◆ **Written exercise**
Pull out every line below containing the word "content".

◆ **Raw data**

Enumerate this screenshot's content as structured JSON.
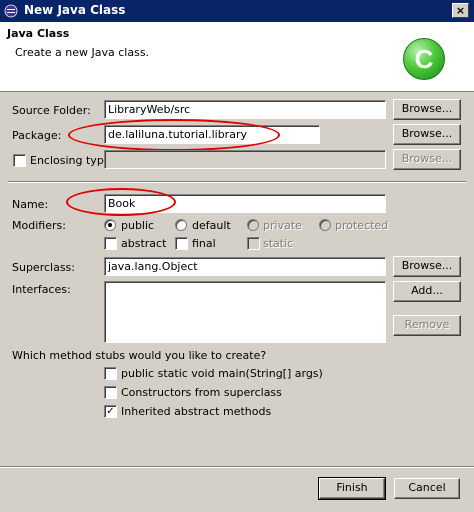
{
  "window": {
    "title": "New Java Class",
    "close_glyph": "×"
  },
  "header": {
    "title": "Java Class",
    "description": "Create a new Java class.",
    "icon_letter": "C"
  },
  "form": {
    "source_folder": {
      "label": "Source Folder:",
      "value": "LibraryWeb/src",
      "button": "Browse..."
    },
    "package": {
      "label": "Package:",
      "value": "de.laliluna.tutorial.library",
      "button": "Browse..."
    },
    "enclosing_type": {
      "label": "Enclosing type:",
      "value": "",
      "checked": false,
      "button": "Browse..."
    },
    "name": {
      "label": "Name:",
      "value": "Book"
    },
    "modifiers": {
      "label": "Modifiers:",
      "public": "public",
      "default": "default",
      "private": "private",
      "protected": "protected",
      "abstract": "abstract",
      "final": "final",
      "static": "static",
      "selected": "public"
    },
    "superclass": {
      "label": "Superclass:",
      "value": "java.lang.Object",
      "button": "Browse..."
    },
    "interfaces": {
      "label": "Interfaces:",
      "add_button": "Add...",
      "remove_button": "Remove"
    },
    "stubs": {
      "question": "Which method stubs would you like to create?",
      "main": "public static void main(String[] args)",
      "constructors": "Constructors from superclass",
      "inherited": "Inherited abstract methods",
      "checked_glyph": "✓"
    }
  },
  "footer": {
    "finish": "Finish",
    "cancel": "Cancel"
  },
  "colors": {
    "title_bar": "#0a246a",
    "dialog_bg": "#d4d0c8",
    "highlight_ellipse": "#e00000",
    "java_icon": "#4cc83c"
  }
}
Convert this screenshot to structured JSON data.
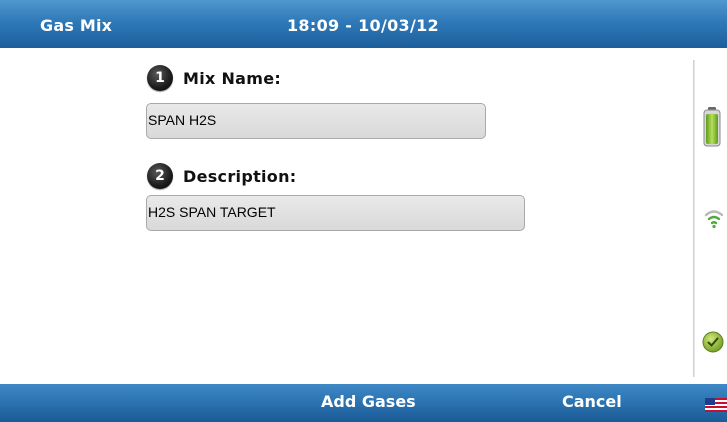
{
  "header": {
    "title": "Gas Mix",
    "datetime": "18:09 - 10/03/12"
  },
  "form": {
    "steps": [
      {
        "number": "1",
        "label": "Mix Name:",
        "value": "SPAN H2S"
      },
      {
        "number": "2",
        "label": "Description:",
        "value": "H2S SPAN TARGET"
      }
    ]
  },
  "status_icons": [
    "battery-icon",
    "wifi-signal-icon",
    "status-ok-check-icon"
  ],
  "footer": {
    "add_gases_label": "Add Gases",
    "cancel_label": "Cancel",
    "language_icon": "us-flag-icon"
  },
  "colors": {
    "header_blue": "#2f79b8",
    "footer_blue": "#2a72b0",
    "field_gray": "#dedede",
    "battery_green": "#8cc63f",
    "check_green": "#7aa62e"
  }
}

---

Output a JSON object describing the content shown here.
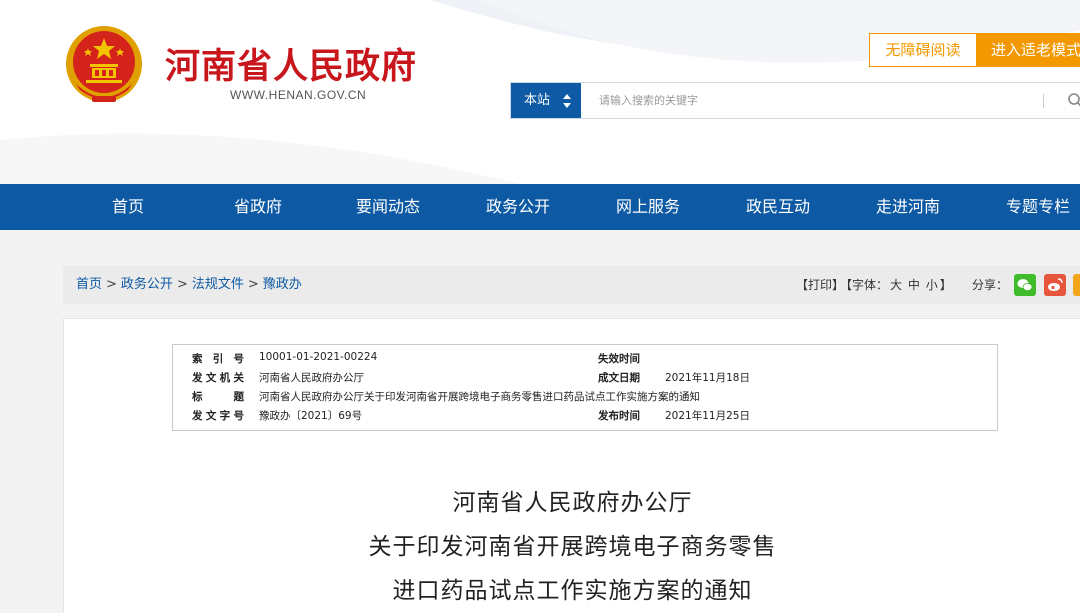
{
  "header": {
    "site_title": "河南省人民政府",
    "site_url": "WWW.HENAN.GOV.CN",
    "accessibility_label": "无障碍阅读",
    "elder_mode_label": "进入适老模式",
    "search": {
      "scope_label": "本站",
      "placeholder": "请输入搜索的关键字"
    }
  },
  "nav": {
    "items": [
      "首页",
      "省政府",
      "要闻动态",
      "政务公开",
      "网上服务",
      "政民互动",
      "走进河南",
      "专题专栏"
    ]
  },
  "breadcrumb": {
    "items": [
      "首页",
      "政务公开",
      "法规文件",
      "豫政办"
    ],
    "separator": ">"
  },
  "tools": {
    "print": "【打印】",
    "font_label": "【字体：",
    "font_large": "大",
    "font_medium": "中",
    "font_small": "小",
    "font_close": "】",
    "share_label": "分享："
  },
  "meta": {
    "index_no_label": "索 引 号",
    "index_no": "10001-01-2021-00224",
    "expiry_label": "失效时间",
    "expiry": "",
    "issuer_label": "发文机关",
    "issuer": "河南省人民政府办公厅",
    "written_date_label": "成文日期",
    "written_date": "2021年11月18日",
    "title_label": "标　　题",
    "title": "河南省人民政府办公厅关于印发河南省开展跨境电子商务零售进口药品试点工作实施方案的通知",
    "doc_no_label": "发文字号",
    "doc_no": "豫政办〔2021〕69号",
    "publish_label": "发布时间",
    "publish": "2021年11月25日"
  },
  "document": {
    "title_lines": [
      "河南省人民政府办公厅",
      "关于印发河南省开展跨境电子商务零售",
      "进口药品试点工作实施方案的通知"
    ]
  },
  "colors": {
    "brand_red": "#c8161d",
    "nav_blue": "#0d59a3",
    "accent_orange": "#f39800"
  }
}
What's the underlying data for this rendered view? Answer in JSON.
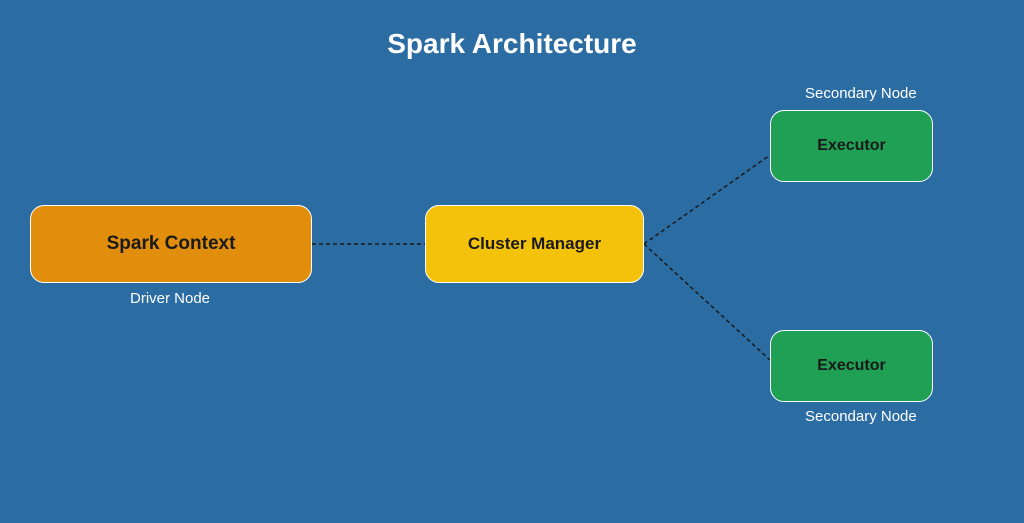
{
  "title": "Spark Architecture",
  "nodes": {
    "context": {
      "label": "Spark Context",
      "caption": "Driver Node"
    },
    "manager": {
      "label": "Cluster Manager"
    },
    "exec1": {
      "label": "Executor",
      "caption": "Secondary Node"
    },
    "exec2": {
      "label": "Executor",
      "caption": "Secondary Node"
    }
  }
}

◆ **Reply**
Enumerate this screenshot's content as structured JSON.
Output a JSON object describing the content shown here.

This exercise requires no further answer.